YOUR GOAL: Here are some entries; quote each one exactly.

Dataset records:
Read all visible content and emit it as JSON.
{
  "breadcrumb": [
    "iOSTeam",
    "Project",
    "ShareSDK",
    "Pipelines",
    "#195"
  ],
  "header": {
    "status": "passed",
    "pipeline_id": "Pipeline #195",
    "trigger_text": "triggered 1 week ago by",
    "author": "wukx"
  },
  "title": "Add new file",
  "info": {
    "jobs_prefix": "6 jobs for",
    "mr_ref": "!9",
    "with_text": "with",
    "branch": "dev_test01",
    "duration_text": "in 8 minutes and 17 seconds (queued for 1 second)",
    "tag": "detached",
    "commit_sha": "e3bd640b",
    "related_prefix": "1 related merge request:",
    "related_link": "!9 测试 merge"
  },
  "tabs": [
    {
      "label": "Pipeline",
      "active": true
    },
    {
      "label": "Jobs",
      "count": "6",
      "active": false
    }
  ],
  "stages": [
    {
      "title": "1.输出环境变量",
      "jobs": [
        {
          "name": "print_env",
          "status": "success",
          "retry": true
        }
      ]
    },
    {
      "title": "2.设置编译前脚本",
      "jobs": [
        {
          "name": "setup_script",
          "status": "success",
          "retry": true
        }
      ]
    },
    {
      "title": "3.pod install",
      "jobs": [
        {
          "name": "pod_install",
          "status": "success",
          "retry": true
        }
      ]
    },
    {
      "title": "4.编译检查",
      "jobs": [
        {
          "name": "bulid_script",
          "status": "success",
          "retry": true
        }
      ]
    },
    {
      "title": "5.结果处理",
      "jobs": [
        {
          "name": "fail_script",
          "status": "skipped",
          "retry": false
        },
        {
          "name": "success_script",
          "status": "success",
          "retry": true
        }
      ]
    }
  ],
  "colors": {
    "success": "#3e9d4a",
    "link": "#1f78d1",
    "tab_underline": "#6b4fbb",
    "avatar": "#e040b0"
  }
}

REPLY TO THE TASK:
Read all visible content and emit it as JSON.
{
  "breadcrumb": [
    "iOSTeam",
    "Project",
    "ShareSDK",
    "Pipelines",
    "#195"
  ],
  "header": {
    "status": "passed",
    "pipeline_id": "Pipeline #195",
    "trigger_text": "triggered 1 week ago by",
    "author": "wukx"
  },
  "title": "Add new file",
  "info": {
    "jobs_prefix": "6 jobs for",
    "mr_ref": "!9",
    "with_text": "with",
    "branch": "dev_test01",
    "duration_text": "in 8 minutes and 17 seconds (queued for 1 second)",
    "tag": "detached",
    "commit_sha": "e3bd640b",
    "related_prefix": "1 related merge request:",
    "related_link": "!9 测试 merge"
  },
  "tabs": [
    {
      "label": "Pipeline",
      "active": true
    },
    {
      "label": "Jobs",
      "count": "6",
      "active": false
    }
  ],
  "stages": [
    {
      "title": "1.输出环境变量",
      "jobs": [
        {
          "name": "print_env",
          "status": "success",
          "retry": true
        }
      ]
    },
    {
      "title": "2.设置编译前脚本",
      "jobs": [
        {
          "name": "setup_script",
          "status": "success",
          "retry": true
        }
      ]
    },
    {
      "title": "3.pod install",
      "jobs": [
        {
          "name": "pod_install",
          "status": "success",
          "retry": true
        }
      ]
    },
    {
      "title": "4.编译检查",
      "jobs": [
        {
          "name": "bulid_script",
          "status": "success",
          "retry": true
        }
      ]
    },
    {
      "title": "5.结果处理",
      "jobs": [
        {
          "name": "fail_script",
          "status": "skipped",
          "retry": false
        },
        {
          "name": "success_script",
          "status": "success",
          "retry": true
        }
      ]
    }
  ],
  "colors": {
    "success": "#3e9d4a",
    "link": "#1f78d1",
    "tab_underline": "#6b4fbb",
    "avatar": "#e040b0"
  }
}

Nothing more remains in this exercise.